* **WHAT THE EXERCISE ASKS**:
Your answer should be a single number: the count of lines containing "Testing".

* **DATASET**:

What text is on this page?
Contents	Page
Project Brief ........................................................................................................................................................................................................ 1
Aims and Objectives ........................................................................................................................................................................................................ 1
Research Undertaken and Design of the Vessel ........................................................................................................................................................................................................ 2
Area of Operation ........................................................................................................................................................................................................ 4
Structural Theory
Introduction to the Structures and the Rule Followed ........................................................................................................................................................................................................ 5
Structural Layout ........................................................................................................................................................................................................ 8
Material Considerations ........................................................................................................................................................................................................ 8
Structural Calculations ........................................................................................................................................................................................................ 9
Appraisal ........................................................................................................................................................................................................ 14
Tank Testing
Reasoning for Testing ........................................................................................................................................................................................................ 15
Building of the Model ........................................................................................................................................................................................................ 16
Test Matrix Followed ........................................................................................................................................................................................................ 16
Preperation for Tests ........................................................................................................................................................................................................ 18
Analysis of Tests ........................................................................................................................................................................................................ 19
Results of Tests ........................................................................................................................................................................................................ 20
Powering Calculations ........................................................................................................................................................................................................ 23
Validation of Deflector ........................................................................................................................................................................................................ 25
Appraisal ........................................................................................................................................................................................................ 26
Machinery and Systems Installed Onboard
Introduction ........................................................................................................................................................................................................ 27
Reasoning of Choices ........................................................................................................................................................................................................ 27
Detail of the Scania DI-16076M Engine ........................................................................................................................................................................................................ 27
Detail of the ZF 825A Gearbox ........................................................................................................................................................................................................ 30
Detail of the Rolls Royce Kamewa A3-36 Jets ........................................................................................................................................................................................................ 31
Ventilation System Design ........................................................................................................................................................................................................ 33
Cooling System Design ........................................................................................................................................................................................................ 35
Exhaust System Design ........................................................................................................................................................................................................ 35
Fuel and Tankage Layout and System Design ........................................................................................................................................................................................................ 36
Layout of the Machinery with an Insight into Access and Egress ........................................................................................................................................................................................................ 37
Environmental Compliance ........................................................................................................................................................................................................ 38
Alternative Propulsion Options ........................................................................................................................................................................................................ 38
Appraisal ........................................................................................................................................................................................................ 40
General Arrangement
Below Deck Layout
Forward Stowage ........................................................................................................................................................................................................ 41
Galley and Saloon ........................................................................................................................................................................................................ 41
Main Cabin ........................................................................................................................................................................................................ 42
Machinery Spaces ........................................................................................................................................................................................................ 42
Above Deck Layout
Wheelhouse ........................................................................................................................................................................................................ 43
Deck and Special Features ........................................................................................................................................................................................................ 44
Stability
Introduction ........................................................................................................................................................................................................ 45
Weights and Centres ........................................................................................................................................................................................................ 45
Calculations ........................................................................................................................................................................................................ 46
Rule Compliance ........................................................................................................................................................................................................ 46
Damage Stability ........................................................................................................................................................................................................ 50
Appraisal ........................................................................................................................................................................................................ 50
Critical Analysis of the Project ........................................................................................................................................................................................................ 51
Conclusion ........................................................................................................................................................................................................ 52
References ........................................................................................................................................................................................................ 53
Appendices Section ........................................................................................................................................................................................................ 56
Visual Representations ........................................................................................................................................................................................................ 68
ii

* **EXERCISE ANSWER**:
2